═════ SUPPLIED MATERIAL
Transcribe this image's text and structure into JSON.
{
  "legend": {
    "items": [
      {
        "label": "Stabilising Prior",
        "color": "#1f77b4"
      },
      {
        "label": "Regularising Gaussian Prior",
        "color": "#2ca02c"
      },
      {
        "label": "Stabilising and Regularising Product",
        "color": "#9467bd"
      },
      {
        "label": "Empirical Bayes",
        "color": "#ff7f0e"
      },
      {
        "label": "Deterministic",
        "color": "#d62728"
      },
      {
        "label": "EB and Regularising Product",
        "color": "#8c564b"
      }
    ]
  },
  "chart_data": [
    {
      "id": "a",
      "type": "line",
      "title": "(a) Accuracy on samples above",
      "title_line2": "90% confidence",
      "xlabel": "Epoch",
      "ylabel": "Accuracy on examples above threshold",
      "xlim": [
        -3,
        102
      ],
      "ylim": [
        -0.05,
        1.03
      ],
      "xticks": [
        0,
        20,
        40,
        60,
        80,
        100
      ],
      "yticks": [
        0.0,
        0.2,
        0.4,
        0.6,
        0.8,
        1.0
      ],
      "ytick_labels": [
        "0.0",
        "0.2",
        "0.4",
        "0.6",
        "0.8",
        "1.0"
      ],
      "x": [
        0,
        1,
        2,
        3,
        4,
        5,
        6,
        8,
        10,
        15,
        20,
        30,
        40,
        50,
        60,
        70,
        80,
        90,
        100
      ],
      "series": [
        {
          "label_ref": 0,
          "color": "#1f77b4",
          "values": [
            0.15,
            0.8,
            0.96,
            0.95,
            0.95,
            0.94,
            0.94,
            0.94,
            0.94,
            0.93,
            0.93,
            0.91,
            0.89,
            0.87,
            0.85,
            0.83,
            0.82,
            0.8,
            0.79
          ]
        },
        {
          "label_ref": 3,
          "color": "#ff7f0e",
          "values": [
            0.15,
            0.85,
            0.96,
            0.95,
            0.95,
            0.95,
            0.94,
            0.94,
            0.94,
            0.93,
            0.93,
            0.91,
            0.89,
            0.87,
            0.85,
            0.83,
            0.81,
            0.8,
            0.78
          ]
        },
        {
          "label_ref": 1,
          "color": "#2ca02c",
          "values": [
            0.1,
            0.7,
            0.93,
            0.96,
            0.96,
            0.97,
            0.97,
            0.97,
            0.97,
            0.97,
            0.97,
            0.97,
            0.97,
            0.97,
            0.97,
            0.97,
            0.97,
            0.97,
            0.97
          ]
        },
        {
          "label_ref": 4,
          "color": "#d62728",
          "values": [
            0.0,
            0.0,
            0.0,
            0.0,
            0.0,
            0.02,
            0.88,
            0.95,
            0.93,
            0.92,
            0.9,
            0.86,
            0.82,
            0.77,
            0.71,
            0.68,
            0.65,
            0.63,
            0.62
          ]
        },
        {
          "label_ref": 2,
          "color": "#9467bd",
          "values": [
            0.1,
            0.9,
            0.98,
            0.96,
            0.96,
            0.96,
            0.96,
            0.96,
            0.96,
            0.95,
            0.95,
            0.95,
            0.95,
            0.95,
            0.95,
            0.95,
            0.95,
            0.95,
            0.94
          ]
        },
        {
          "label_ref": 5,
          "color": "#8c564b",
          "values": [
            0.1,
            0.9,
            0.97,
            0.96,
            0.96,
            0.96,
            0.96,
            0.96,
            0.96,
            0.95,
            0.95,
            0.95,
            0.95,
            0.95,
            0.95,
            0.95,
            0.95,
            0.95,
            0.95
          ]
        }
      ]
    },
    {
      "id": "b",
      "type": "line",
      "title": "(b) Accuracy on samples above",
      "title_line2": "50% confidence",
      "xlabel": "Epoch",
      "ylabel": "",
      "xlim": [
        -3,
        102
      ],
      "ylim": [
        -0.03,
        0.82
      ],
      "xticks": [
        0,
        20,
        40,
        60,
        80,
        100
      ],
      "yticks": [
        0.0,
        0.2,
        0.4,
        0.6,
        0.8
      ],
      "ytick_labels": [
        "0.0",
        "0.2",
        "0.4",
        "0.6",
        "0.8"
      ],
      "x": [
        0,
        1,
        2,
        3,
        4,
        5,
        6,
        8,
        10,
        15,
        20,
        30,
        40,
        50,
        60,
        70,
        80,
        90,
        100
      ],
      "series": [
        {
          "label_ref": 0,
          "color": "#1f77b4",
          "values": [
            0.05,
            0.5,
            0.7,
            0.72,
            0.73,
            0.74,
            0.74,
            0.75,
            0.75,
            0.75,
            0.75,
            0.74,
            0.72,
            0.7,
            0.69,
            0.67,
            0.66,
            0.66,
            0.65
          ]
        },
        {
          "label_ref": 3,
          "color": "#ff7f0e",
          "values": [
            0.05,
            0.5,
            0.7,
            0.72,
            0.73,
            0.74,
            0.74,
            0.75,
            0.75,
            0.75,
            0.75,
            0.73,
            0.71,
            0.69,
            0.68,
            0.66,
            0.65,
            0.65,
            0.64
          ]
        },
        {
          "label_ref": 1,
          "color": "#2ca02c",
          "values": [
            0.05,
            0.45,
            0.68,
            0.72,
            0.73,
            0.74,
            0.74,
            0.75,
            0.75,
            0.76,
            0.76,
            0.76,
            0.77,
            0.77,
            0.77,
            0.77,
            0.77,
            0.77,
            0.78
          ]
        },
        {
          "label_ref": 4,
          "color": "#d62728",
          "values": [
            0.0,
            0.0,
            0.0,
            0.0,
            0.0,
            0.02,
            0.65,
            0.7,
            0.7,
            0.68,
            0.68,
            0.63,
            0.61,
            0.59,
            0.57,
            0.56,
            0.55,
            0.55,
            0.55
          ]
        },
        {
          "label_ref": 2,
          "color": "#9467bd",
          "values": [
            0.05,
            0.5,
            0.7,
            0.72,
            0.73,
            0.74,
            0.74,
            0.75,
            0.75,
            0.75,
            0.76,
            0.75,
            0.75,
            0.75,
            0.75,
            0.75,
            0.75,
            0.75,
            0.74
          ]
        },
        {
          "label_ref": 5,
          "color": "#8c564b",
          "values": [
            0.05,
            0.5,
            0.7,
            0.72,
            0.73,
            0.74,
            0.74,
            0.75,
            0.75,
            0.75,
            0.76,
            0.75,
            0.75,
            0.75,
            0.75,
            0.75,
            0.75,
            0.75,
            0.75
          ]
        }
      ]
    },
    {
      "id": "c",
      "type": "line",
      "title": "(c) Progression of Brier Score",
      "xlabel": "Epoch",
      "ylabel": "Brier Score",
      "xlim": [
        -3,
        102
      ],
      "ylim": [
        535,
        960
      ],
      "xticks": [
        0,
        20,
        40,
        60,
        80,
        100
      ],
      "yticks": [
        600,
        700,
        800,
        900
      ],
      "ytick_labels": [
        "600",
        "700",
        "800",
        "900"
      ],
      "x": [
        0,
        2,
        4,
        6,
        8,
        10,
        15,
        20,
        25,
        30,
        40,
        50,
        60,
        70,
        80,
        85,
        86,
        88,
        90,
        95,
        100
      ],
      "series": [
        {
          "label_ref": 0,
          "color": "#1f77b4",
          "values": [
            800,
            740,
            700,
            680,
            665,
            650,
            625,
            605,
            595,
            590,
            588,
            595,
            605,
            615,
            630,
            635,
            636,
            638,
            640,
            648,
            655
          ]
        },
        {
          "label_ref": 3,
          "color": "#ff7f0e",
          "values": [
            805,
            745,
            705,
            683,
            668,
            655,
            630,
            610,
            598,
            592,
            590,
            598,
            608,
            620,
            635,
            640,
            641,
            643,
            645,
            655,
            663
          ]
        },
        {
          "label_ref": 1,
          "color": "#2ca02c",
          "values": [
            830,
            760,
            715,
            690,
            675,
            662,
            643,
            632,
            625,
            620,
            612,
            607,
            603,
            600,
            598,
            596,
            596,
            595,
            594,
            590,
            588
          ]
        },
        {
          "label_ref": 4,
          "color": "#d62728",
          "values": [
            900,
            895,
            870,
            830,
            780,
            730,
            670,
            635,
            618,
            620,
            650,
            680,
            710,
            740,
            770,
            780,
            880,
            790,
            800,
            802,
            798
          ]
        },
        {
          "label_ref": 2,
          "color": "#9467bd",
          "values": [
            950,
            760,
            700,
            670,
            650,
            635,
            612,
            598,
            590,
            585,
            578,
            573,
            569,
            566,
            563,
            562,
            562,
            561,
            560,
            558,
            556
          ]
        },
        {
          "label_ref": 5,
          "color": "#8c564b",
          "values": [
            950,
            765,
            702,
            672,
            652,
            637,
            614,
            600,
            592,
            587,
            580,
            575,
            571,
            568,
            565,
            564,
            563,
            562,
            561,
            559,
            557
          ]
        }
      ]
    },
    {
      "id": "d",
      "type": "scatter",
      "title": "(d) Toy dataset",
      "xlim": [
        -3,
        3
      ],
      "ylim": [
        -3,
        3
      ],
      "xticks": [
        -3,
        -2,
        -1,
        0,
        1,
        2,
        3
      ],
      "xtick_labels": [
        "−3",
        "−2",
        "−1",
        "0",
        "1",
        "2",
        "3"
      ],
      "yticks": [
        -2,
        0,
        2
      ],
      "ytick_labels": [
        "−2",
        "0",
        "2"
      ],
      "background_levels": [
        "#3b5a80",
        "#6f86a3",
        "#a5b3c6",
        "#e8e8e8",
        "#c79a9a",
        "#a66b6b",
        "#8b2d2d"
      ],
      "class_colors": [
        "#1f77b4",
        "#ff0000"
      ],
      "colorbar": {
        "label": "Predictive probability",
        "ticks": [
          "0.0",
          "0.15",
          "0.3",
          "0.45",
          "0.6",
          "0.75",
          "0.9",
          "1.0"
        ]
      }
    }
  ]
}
══════════
[WHAT YOU WILL DO]:
State the number of lines in the preceding entries that include the word "Prior". Provide nothing else.

[TASK SOLUTION]:
2